- _EXERCISE INSTRUCTIONS_:
Copy each line below that contains "Extraversion".

- _INFORMATION SUPPLIED_:
^^^^

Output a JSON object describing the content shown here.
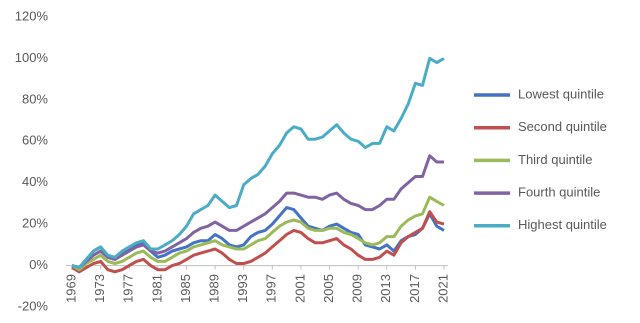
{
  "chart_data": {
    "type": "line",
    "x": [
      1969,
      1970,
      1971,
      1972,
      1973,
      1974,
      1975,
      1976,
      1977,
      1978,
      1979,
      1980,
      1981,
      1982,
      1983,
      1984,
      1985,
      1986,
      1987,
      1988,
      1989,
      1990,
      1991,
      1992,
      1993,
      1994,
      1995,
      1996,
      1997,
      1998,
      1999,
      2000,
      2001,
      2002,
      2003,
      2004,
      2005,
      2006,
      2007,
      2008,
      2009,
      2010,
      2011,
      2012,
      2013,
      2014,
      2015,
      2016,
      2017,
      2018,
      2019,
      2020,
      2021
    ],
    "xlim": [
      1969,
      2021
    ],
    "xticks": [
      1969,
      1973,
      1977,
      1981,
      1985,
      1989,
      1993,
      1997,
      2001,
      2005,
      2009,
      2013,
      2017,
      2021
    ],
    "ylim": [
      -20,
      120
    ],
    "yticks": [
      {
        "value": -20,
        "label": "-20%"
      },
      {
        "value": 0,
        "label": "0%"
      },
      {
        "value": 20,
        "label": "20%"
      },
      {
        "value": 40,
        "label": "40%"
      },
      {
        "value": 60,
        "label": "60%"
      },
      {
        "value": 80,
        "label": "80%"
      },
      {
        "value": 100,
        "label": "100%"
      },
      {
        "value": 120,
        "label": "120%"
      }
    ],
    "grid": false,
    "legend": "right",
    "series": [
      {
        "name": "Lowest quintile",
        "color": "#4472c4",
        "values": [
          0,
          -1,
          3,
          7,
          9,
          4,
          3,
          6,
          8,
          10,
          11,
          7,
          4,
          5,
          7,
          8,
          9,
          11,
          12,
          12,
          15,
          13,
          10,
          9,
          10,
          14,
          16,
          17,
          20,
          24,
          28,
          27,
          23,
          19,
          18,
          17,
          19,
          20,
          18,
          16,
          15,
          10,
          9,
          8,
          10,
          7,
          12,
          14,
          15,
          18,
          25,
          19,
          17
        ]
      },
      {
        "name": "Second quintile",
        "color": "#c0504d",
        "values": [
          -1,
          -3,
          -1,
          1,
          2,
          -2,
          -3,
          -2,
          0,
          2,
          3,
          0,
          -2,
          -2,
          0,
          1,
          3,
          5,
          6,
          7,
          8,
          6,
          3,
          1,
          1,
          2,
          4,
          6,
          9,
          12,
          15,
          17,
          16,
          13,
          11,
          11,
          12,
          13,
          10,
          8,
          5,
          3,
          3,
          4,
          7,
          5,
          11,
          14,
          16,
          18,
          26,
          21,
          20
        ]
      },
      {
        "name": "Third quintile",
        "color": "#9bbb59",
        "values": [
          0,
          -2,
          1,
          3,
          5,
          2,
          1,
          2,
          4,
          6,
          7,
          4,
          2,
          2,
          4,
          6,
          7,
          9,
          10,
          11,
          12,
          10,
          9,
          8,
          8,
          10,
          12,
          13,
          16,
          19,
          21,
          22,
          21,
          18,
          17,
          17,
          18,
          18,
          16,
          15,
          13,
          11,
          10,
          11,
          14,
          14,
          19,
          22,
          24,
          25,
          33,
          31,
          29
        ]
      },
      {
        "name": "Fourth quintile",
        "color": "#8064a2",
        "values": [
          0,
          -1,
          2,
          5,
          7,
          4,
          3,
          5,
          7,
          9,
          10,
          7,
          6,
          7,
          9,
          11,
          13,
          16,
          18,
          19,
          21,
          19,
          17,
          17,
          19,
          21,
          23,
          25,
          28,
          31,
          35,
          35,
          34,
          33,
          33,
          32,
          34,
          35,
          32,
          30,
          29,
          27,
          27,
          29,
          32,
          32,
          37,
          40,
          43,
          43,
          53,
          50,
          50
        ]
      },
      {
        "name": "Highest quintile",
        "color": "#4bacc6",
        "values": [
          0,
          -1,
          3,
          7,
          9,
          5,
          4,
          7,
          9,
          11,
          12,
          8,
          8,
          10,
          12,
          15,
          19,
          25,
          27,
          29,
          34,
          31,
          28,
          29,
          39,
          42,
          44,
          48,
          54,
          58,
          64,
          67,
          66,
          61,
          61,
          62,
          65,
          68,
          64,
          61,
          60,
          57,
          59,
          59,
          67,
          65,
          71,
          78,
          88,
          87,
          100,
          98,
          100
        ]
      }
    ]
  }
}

^^^^

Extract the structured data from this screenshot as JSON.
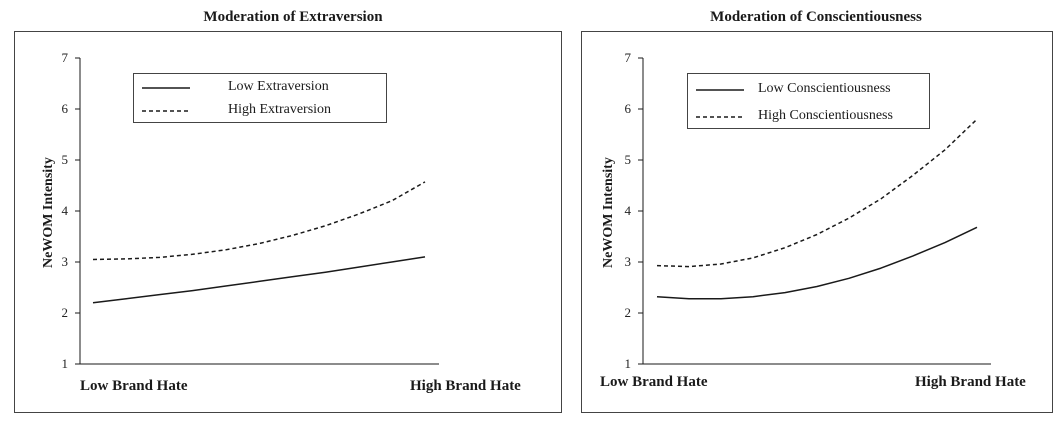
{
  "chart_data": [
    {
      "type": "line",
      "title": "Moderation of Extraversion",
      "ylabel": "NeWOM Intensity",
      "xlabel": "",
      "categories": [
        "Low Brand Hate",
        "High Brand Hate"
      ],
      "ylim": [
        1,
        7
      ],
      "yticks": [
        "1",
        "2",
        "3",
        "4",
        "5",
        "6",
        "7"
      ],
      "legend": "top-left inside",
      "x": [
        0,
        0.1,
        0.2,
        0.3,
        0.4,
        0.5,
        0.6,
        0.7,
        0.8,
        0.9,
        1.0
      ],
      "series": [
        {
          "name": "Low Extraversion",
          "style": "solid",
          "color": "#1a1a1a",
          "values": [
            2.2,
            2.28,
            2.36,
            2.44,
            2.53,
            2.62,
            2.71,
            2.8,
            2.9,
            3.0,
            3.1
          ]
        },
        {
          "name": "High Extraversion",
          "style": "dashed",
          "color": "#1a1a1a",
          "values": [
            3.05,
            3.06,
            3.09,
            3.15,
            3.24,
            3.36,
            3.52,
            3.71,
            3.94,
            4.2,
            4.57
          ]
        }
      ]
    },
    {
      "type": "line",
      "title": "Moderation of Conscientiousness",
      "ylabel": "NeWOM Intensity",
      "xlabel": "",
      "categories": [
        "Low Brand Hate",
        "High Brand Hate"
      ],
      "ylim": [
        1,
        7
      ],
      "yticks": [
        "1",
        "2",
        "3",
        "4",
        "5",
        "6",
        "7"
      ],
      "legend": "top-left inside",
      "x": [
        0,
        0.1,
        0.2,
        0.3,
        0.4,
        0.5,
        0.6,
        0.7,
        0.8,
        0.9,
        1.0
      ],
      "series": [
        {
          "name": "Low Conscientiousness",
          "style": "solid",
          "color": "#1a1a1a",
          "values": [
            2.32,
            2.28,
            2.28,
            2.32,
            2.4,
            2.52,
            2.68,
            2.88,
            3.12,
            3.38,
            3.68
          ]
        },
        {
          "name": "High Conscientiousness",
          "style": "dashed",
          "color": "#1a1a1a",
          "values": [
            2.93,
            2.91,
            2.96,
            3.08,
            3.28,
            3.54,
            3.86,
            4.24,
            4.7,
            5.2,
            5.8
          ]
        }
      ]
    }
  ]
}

^^^^

- _RIGHT ANSWER_:
      "title": "Moderation of Extraversion",
          "name": "Low Extraversion",
          "name": "High Extraversion",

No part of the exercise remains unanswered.